→ **WHAT YOU HAVE TO DO**: Copy out each line exactly; pictures stay out of the copy.

→ **SUPPLIED MATERIAL**:
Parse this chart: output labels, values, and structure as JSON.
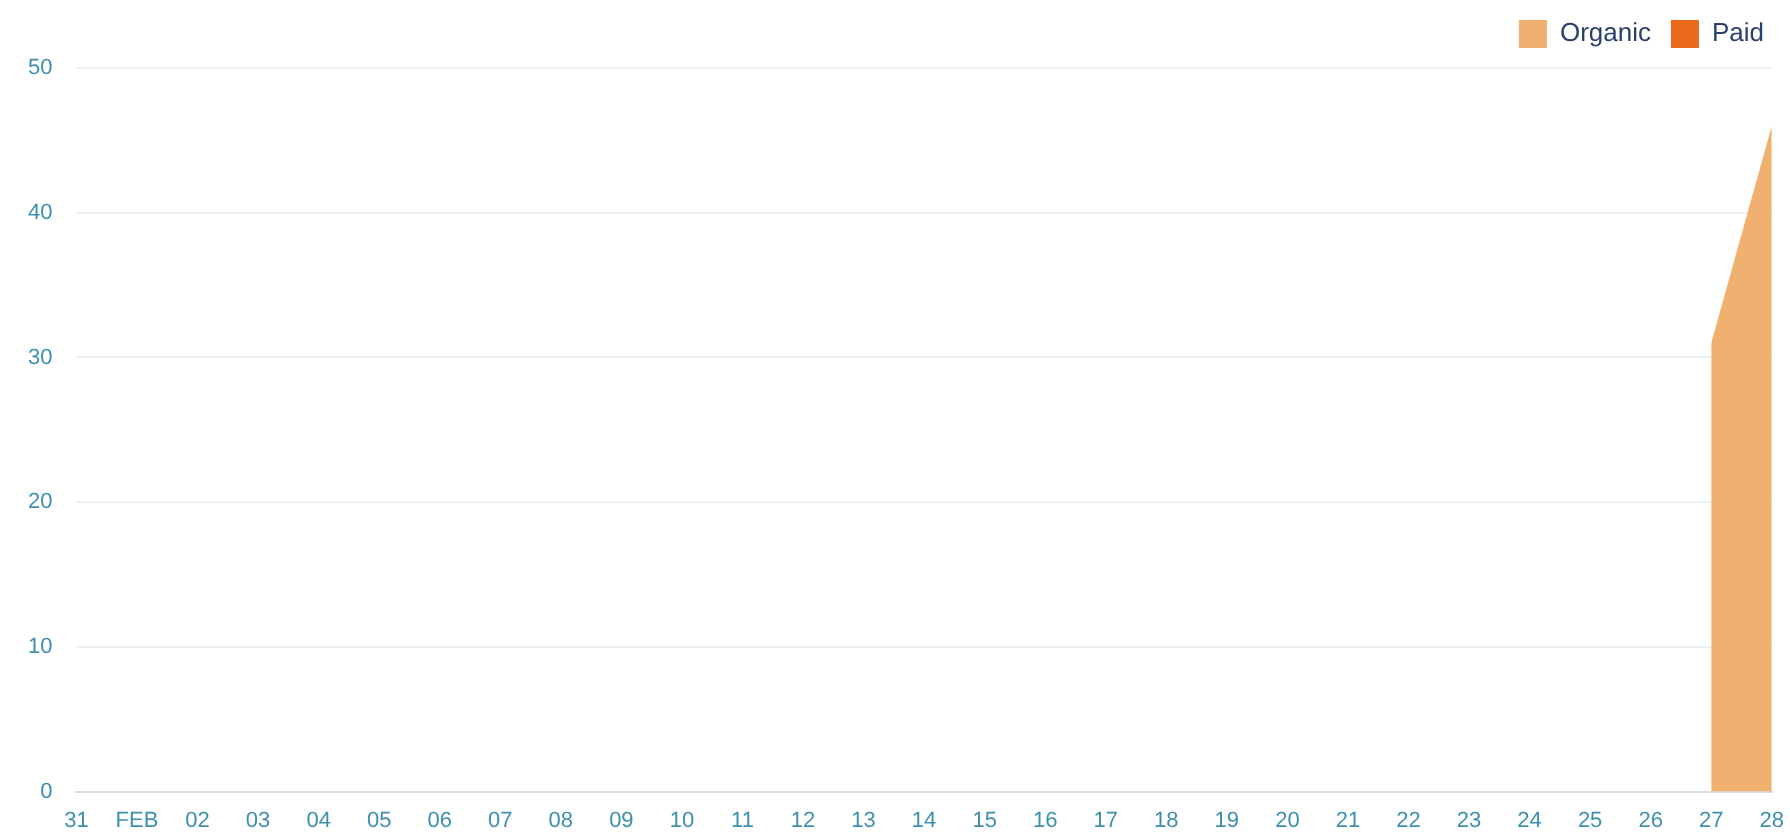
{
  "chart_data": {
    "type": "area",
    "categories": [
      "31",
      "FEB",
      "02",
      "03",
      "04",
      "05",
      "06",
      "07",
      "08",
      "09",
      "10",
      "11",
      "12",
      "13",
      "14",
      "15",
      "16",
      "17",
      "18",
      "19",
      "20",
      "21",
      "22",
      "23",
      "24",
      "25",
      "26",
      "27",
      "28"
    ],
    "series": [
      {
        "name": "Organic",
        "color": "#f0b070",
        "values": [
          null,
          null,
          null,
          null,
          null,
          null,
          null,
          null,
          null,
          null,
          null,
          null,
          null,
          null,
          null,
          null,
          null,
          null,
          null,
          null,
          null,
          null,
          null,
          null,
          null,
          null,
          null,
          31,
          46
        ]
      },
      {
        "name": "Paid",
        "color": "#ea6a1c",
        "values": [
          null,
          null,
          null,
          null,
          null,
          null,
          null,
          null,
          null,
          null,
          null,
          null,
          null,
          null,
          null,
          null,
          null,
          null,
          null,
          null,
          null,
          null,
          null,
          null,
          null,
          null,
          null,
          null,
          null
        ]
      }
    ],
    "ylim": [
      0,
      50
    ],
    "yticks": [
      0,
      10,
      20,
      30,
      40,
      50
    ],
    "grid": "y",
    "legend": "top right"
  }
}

→ **COMPLETE OUTPUT**:
Parse this chart: output labels, values, and structure as JSON.
{
  "chart_data": {
    "type": "area",
    "categories": [
      "31",
      "FEB",
      "02",
      "03",
      "04",
      "05",
      "06",
      "07",
      "08",
      "09",
      "10",
      "11",
      "12",
      "13",
      "14",
      "15",
      "16",
      "17",
      "18",
      "19",
      "20",
      "21",
      "22",
      "23",
      "24",
      "25",
      "26",
      "27",
      "28"
    ],
    "series": [
      {
        "name": "Organic",
        "color": "#f0b070",
        "values": [
          null,
          null,
          null,
          null,
          null,
          null,
          null,
          null,
          null,
          null,
          null,
          null,
          null,
          null,
          null,
          null,
          null,
          null,
          null,
          null,
          null,
          null,
          null,
          null,
          null,
          null,
          null,
          31,
          46
        ]
      },
      {
        "name": "Paid",
        "color": "#ea6a1c",
        "values": [
          null,
          null,
          null,
          null,
          null,
          null,
          null,
          null,
          null,
          null,
          null,
          null,
          null,
          null,
          null,
          null,
          null,
          null,
          null,
          null,
          null,
          null,
          null,
          null,
          null,
          null,
          null,
          null,
          null
        ]
      }
    ],
    "ylim": [
      0,
      50
    ],
    "yticks": [
      0,
      10,
      20,
      30,
      40,
      50
    ],
    "grid": "y",
    "legend": "top right"
  }
}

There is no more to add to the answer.